(Exercise details)
Return all of the data exactly, with nothing left out but the pictures.

(Data for processing)
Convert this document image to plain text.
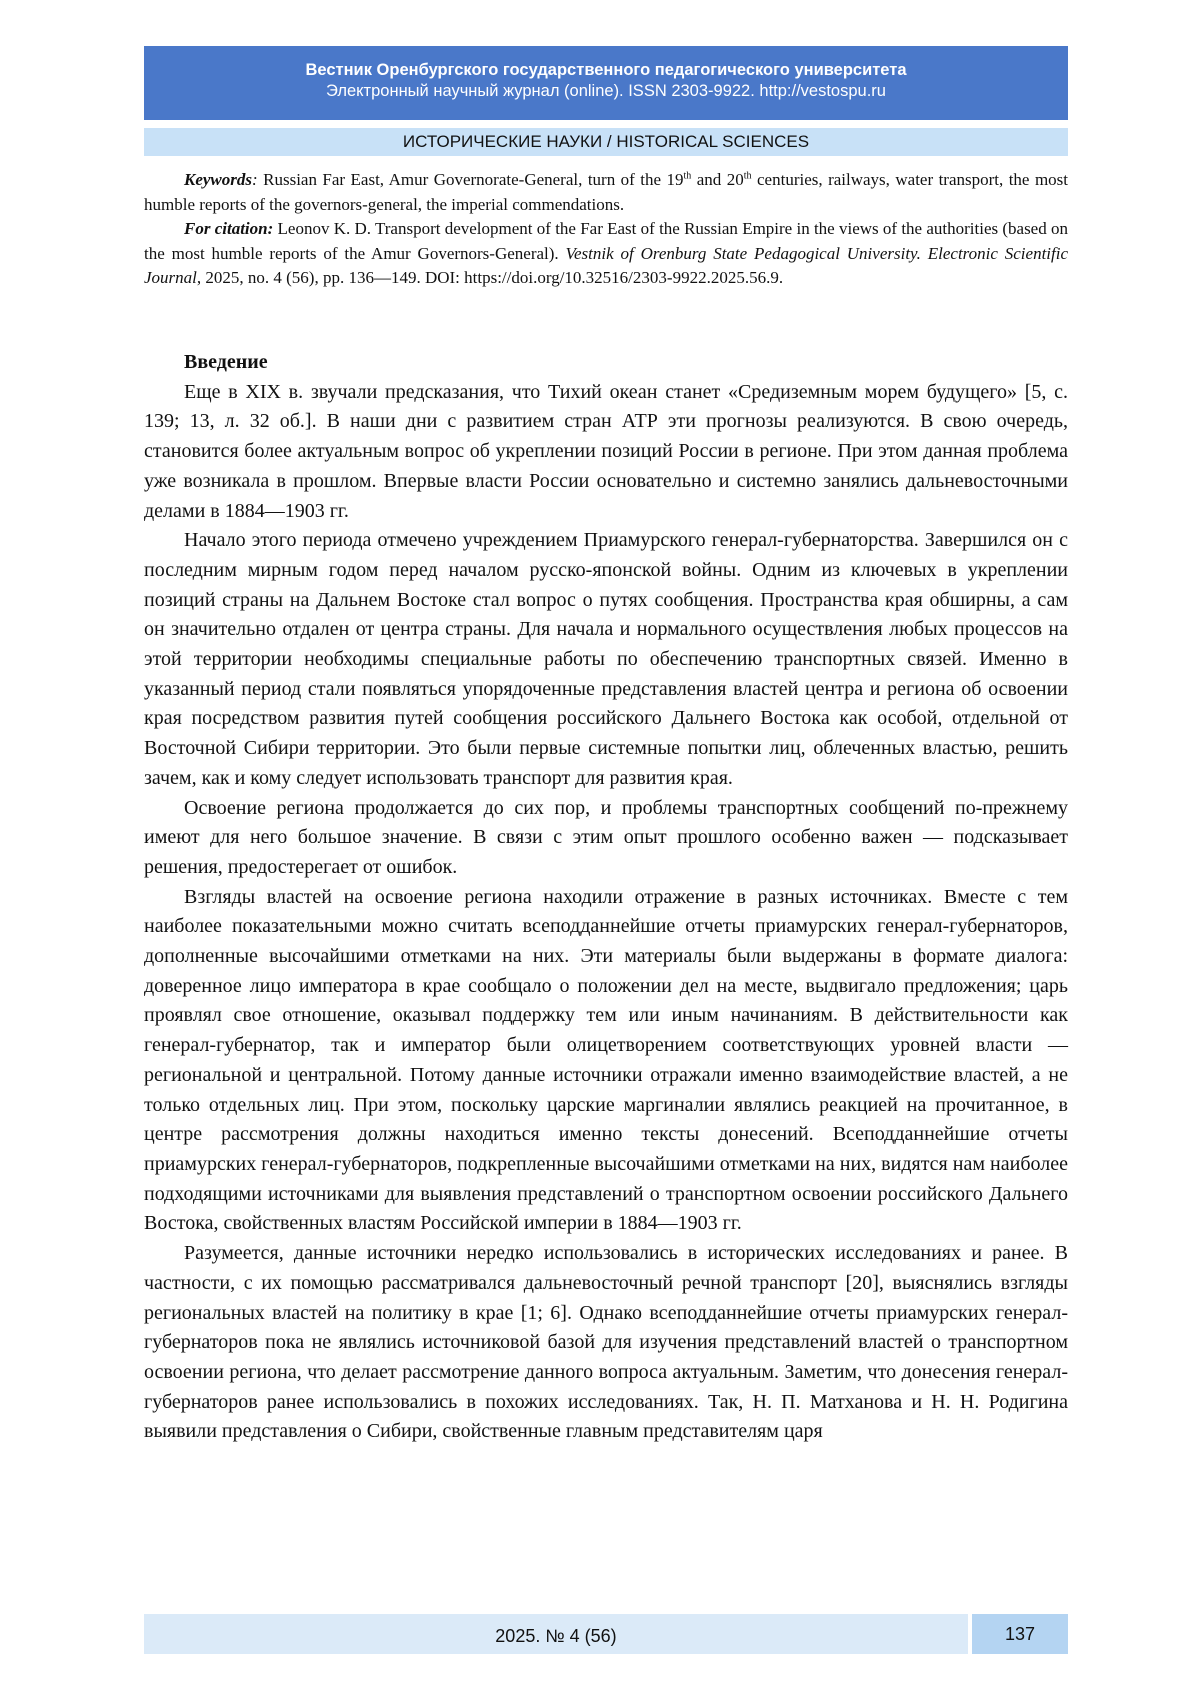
Вестник Оренбургского государственного педагогического университета
Электронный научный журнал (online). ISSN 2303-9922. http://vestospu.ru
ИСТОРИЧЕСКИЕ НАУКИ / HISTORICAL SCIENCES

Keywords: Russian Far East, Amur Governorate-General, turn of the 19th and 20th centuries, railways, water transport, the most humble reports of the governors-general, the imperial commendations.

For citation: Leonov K. D. Transport development of the Far East of the Russian Empire in the views of the authorities (based on the most humble reports of the Amur Governors-General). Vestnik of Orenburg State Pedagogical University. Electronic Scientific Journal, 2025, no. 4 (56), pp. 136—149. DOI: https://doi.org/10.32516/2303-9922.2025.56.9.

Введение

Еще в XIX в. звучали предсказания, что Тихий океан станет «Средиземным морем будущего» [5, с. 139; 13, л. 32 об.]. В наши дни с развитием стран АТР эти прогнозы реализуются. В свою очередь, становится более актуальным вопрос об укреплении позиций России в регионе. При этом данная проблема уже возникала в прошлом. Впервые власти России основательно и системно занялись дальневосточными делами в 1884—1903 гг.

Начало этого периода отмечено учреждением Приамурского генерал-губернаторства. Завершился он с последним мирным годом перед началом русско-японской войны. Одним из ключевых в укреплении позиций страны на Дальнем Востоке стал вопрос о путях сообщения. Пространства края обширны, а сам он значительно отдален от центра страны. Для начала и нормального осуществления любых процессов на этой территории необходимы специальные работы по обеспечению транспортных связей. Именно в указанный период стали появляться упорядоченные представления властей центра и региона об освоении края посредством развития путей сообщения российского Дальнего Востока как особой, отдельной от Восточной Сибири территории. Это были первые системные попытки лиц, облеченных властью, решить зачем, как и кому следует использовать транспорт для развития края.

Освоение региона продолжается до сих пор, и проблемы транспортных сообщений по-прежнему имеют для него большое значение. В связи с этим опыт прошлого особенно важен — подсказывает решения, предостерегает от ошибок.

Взгляды властей на освоение региона находили отражение в разных источниках. Вместе с тем наиболее показательными можно считать всеподданнейшие отчеты приамурских генерал-губернаторов, дополненные высочайшими отметками на них. Эти материалы были выдержаны в формате диалога: доверенное лицо императора в крае сообщало о положении дел на месте, выдвигало предложения; царь проявлял свое отношение, оказывал поддержку тем или иным начинаниям. В действительности как генерал-губернатор, так и император были олицетворением соответствующих уровней власти — региональной и центральной. Потому данные источники отражали именно взаимодействие властей, а не только отдельных лиц. При этом, поскольку царские маргиналии являлись реакцией на прочитанное, в центре рассмотрения должны находиться именно тексты донесений. Всеподданнейшие отчеты приамурских генерал-губернаторов, подкрепленные высочайшими отметками на них, видятся нам наиболее подходящими источниками для выявления представлений о транспортном освоении российского Дальнего Востока, свойственных властям Российской империи в 1884—1903 гг.

Разумеется, данные источники нередко использовались в исторических исследованиях и ранее. В частности, с их помощью рассматривался дальневосточный речной транспорт [20], выяснялись взгляды региональных властей на политику в крае [1; 6]. Однако всеподданнейшие отчеты приамурских генерал-губернаторов пока не являлись источниковой базой для изучения представлений властей о транспортном освоении региона, что делает рассмотрение данного вопроса актуальным. Заметим, что донесения генерал-губернаторов ранее использовались в похожих исследованиях. Так, Н. П. Матханова и Н. Н. Родигина выявили представления о Сибири, свойственные главным представителям царя

2025. № 4 (56)	137
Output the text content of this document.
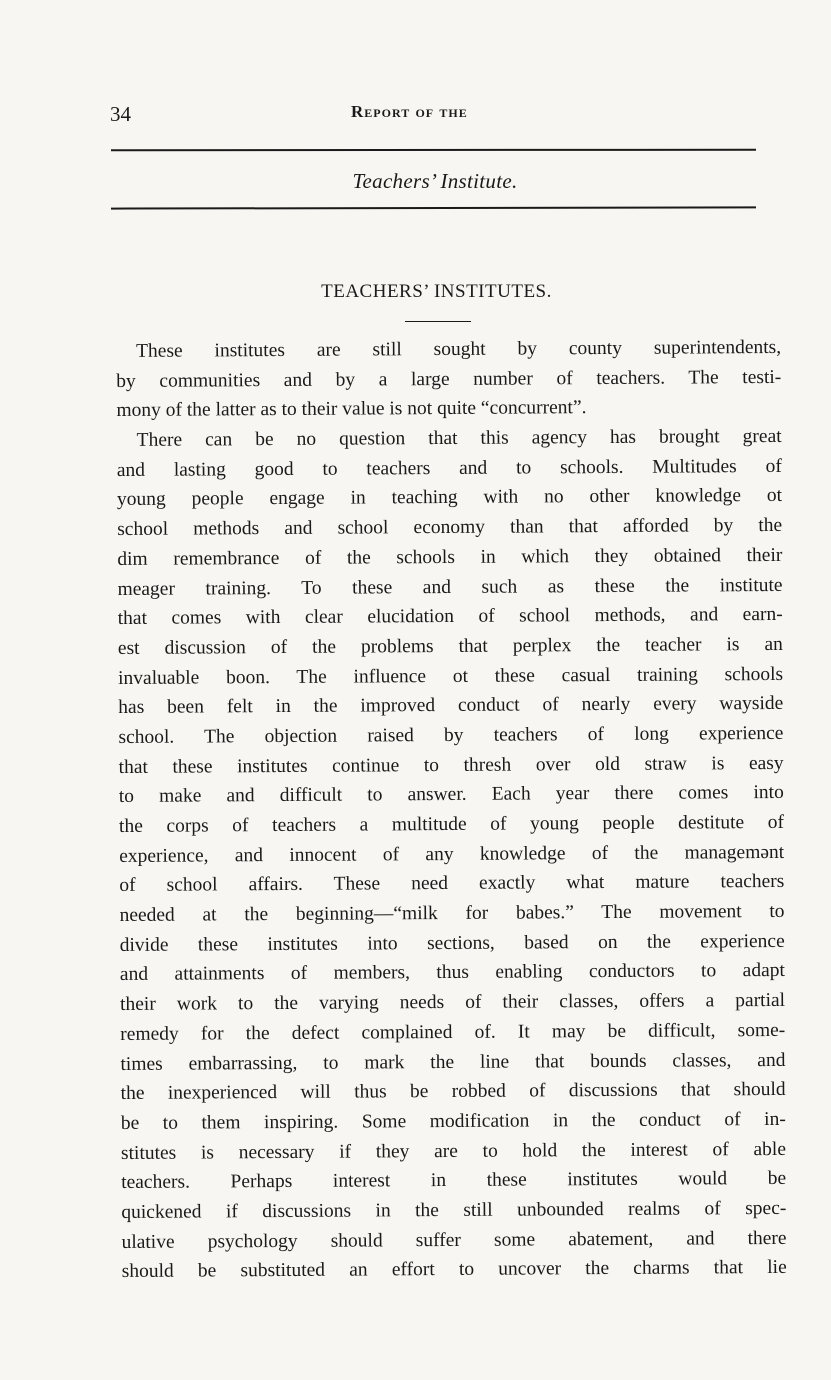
34	Report of the
Teachers’ Institute.
TEACHERS’ INSTITUTES.
These institutes are still sought by county superintendents,
by communities and by a large number of teachers. The testi-
mony of the latter as to their value is not quite “concurrent”.
There can be no question that this agency has brought great
and lasting good to teachers and to schools. Multitudes of
young people engage in teaching with no other knowledge ot
school methods and school economy than that afforded by the
dim remembrance of the schools in which they obtained their
meager training. To these and such as these the institute
that comes with clear elucidation of school methods, and earn-
est discussion of the problems that perplex the teacher is an
invaluable boon. The influence ot these casual training schools
has been felt in the improved conduct of nearly every wayside
school. The objection raised by teachers of long experience
that these institutes continue to thresh over old straw is easy
to make and difficult to answer. Each year there comes into
the corps of teachers a multitude of young people destitute of
experience, and innocent of any knowledge of the managemənt
of school affairs. These need exactly what mature teachers
needed at the beginning—“milk for babes.” The movement to
divide these institutes into sections, based on the experience
and attainments of members, thus enabling conductors to adapt
their work to the varying needs of their classes, offers a partial
remedy for the defect complained of. It may be difficult, some-
times embarrassing, to mark the line that bounds classes, and
the inexperienced will thus be robbed of discussions that should
be to them inspiring. Some modification in the conduct of in-
stitutes is necessary if they are to hold the interest of able
teachers. Perhaps interest in these institutes would be
quickened if discussions in the still unbounded realms of spec-
ulative psychology should suffer some abatement, and there
should be substituted an effort to uncover the charms that lie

(Solution to this problem)
Convert this document image to plain text.
Вестник Оренбургского государственного педагогического университета
Электронный научный журнал (online). ISSN 2303-9922. http://vestospu.ru
ИСТОРИЧЕСКИЕ НАУКИ / HISTORICAL SCIENCES

Keywords: Russian Far East, Amur Governorate-General, turn of the 19th and 20th centuries, railways, water transport, the most humble reports of the governors-general, the imperial commendations.

For citation: Leonov K. D. Transport development of the Far East of the Russian Empire in the views of the authorities (based on the most humble reports of the Amur Governors-General). Vestnik of Orenburg State Pedagogical University. Electronic Scientific Journal, 2025, no. 4 (56), pp. 136—149. DOI: https://doi.org/10.32516/2303-9922.2025.56.9.

Введение

Еще в XIX в. звучали предсказания, что Тихий океан станет «Средиземным морем будущего» [5, с. 139; 13, л. 32 об.]. В наши дни с развитием стран АТР эти прогнозы реализуются. В свою очередь, становится более актуальным вопрос об укреплении позиций России в регионе. При этом данная проблема уже возникала в прошлом. Впервые власти России основательно и системно занялись дальневосточными делами в 1884—1903 гг.

Начало этого периода отмечено учреждением Приамурского генерал-губернаторства. Завершился он с последним мирным годом перед началом русско-японской войны. Одним из ключевых в укреплении позиций страны на Дальнем Востоке стал вопрос о путях сообщения. Пространства края обширны, а сам он значительно отдален от центра страны. Для начала и нормального осуществления любых процессов на этой территории необходимы специальные работы по обеспечению транспортных связей. Именно в указанный период стали появляться упорядоченные представления властей центра и региона об освоении края посредством развития путей сообщения российского Дальнего Востока как особой, отдельной от Восточной Сибири территории. Это были первые системные попытки лиц, облеченных властью, решить зачем, как и кому следует использовать транспорт для развития края.

Освоение региона продолжается до сих пор, и проблемы транспортных сообщений по-прежнему имеют для него большое значение. В связи с этим опыт прошлого особенно важен — подсказывает решения, предостерегает от ошибок.

Взгляды властей на освоение региона находили отражение в разных источниках. Вместе с тем наиболее показательными можно считать всеподданнейшие отчеты приамурских генерал-губернаторов, дополненные высочайшими отметками на них. Эти материалы были выдержаны в формате диалога: доверенное лицо императора в крае сообщало о положении дел на месте, выдвигало предложения; царь проявлял свое отношение, оказывал поддержку тем или иным начинаниям. В действительности как генерал-губернатор, так и император были олицетворением соответствующих уровней власти — региональной и центральной. Потому данные источники отражали именно взаимодействие властей, а не только отдельных лиц. При этом, поскольку царские маргиналии являлись реакцией на прочитанное, в центре рассмотрения должны находиться именно тексты донесений. Всеподданнейшие отчеты приамурских генерал-губернаторов, подкрепленные высочайшими отметками на них, видятся нам наиболее подходящими источниками для выявления представлений о транспортном освоении российского Дальнего Востока, свойственных властям Российской империи в 1884—1903 гг.

Разумеется, данные источники нередко использовались в исторических исследованиях и ранее. В частности, с их помощью рассматривался дальневосточный речной транспорт [20], выяснялись взгляды региональных властей на политику в крае [1; 6]. Однако всеподданнейшие отчеты приамурских генерал-губернаторов пока не являлись источниковой базой для изучения представлений властей о транспортном освоении региона, что делает рассмотрение данного вопроса актуальным. Заметим, что донесения генерал-губернаторов ранее использовались в похожих исследованиях. Так, Н. П. Матханова и Н. Н. Родигина выявили представления о Сибири, свойственные главным представителям царя

2025. № 4 (56)	137
Output the text content of this document.
34	Report of the
Teachers’ Institute.
TEACHERS’ INSTITUTES.
These institutes are still sought by county superintendents,
by communities and by a large number of teachers. The testi-
mony of the latter as to their value is not quite “concurrent”.
There can be no question that this agency has brought great
and lasting good to teachers and to schools. Multitudes of
young people engage in teaching with no other knowledge ot
school methods and school economy than that afforded by the
dim remembrance of the schools in which they obtained their
meager training. To these and such as these the institute
that comes with clear elucidation of school methods, and earn-
est discussion of the problems that perplex the teacher is an
invaluable boon. The influence ot these casual training schools
has been felt in the improved conduct of nearly every wayside
school. The objection raised by teachers of long experience
that these institutes continue to thresh over old straw is easy
to make and difficult to answer. Each year there comes into
the corps of teachers a multitude of young people destitute of
experience, and innocent of any knowledge of the managemənt
of school affairs. These need exactly what mature teachers
needed at the beginning—“milk for babes.” The movement to
divide these institutes into sections, based on the experience
and attainments of members, thus enabling conductors to adapt
their work to the varying needs of their classes, offers a partial
remedy for the defect complained of. It may be difficult, some-
times embarrassing, to mark the line that bounds classes, and
the inexperienced will thus be robbed of discussions that should
be to them inspiring. Some modification in the conduct of in-
stitutes is necessary if they are to hold the interest of able
teachers. Perhaps interest in these institutes would be
quickened if discussions in the still unbounded realms of spec-
ulative psychology should suffer some abatement, and there
should be substituted an effort to uncover the charms that lie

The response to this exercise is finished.